- **Work to complete**
Write out each line in which the string "valves" is present.

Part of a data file
***
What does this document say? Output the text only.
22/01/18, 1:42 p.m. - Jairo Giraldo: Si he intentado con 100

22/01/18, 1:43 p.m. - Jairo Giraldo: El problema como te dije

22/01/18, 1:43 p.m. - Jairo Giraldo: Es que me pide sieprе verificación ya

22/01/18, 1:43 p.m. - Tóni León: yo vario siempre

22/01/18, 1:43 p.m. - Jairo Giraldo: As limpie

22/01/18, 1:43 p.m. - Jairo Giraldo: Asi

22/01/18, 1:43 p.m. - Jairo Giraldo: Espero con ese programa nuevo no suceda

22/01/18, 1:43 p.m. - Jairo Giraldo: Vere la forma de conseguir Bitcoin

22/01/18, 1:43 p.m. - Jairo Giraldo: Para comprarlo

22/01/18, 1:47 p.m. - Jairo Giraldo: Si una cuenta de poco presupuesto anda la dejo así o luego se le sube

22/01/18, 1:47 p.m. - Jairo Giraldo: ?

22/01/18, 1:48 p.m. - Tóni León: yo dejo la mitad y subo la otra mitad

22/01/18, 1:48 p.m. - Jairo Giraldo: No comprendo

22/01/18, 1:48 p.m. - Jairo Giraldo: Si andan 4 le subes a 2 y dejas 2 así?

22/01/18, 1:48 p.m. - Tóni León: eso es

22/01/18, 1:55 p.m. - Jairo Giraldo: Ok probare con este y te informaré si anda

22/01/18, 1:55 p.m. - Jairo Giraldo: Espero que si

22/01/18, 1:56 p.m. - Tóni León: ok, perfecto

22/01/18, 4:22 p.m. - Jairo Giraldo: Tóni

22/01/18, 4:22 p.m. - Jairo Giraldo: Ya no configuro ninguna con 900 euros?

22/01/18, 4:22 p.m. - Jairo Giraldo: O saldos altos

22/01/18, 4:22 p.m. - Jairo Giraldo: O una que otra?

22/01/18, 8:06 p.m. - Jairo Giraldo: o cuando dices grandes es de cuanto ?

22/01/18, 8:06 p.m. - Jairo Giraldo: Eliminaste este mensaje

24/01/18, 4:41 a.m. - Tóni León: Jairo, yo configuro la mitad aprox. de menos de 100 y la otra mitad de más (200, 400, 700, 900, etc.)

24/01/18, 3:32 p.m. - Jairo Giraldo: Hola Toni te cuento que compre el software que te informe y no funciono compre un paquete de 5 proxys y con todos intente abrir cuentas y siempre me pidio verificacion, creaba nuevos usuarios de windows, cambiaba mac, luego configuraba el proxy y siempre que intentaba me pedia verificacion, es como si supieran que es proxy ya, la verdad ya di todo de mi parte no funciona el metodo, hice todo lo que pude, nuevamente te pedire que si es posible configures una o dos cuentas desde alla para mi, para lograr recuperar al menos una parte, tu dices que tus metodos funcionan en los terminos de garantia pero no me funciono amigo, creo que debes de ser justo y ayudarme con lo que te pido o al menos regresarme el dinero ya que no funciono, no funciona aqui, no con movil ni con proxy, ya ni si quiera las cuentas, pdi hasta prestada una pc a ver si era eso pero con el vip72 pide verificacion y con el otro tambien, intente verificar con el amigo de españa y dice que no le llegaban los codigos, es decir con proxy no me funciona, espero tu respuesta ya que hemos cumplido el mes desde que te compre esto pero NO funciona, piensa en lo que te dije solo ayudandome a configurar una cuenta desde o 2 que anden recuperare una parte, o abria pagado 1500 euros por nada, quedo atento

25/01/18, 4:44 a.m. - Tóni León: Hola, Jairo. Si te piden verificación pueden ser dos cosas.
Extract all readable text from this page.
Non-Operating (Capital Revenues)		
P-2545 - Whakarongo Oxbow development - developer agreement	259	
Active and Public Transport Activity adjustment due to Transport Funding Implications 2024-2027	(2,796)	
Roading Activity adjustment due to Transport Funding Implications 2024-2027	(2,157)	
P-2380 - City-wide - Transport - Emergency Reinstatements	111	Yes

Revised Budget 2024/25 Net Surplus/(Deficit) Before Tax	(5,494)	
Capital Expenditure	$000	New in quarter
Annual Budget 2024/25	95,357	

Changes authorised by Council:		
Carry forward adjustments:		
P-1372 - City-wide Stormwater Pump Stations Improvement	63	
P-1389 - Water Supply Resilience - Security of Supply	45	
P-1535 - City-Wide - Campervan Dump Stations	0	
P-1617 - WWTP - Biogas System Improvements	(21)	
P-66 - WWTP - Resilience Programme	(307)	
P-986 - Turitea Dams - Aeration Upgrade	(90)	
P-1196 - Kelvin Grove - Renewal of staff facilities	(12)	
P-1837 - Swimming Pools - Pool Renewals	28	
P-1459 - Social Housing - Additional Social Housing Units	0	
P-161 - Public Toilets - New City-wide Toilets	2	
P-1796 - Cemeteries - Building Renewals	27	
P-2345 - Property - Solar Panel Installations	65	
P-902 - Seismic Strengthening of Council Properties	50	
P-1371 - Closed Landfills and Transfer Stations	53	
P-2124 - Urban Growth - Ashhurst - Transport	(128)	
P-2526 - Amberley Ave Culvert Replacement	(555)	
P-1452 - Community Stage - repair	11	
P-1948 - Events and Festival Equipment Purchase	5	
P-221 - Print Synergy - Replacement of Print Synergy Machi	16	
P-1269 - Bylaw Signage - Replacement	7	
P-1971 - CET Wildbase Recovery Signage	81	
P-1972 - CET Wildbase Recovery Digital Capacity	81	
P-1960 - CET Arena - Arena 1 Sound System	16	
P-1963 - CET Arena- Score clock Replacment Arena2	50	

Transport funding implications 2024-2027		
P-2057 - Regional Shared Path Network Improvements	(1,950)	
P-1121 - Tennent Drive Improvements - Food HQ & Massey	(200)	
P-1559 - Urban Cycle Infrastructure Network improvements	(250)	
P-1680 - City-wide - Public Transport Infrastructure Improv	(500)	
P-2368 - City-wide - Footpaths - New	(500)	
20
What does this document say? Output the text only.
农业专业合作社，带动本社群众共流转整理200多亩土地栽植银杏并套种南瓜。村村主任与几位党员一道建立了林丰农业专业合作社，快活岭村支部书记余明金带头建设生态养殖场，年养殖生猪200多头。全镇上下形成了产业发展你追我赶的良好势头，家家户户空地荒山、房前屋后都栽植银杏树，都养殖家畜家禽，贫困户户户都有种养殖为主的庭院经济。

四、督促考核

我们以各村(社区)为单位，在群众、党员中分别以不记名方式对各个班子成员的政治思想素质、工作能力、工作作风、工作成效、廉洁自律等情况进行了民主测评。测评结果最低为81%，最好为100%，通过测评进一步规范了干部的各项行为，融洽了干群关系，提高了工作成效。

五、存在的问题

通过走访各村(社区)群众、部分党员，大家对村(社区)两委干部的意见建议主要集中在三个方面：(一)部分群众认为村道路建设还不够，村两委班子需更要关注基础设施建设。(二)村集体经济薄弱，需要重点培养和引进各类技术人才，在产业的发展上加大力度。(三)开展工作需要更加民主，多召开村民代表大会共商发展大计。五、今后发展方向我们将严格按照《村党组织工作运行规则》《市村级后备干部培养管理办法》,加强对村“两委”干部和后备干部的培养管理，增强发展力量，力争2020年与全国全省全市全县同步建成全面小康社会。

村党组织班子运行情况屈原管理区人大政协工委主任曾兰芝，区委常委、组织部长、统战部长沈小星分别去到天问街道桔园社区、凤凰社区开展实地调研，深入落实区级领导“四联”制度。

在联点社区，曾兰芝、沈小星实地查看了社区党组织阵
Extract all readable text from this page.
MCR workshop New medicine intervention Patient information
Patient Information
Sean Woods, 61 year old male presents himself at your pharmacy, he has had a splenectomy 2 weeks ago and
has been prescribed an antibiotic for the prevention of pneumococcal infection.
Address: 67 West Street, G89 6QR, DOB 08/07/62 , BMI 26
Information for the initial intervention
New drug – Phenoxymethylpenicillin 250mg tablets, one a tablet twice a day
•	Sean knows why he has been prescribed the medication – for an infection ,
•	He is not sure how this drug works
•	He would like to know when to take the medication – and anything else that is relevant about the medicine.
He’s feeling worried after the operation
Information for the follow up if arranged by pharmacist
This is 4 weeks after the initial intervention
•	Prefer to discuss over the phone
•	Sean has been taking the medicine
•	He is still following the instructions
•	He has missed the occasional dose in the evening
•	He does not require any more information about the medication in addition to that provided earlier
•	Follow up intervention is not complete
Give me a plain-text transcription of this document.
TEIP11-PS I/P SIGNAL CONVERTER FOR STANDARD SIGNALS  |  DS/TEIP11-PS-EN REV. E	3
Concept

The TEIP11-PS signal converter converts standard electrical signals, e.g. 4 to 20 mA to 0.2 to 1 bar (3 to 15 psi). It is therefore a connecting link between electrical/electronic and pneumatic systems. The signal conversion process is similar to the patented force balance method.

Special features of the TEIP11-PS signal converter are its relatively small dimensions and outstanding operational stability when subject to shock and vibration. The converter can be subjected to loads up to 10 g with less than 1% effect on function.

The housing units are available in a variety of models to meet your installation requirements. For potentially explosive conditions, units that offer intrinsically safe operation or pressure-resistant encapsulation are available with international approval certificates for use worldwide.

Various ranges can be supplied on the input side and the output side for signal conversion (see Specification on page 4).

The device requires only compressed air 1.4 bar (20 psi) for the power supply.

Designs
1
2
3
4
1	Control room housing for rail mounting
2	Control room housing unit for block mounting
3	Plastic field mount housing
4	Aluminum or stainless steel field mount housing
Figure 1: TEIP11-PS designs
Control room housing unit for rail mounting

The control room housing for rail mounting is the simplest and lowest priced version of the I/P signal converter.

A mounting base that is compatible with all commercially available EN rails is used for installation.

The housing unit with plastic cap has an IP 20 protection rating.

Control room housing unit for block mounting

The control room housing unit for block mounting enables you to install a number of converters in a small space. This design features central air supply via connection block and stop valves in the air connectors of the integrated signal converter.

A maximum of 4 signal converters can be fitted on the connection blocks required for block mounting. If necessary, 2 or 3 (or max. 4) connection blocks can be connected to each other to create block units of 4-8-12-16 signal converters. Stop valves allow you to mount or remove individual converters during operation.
***
- **Answer to the problem**
The control room housing unit for block mounting enables you to install a number of converters in a small space. This design features central air supply via connection block and stop valves in the air connectors of the integrated signal converter.
A maximum of 4 signal converters can be fitted on the connection blocks required for block mounting. If necessary, 2 or 3 (or max. 4) connection blocks can be connected to each other to create block units of 4-8-12-16 signal converters. Stop valves allow you to mount or remove individual converters during operation.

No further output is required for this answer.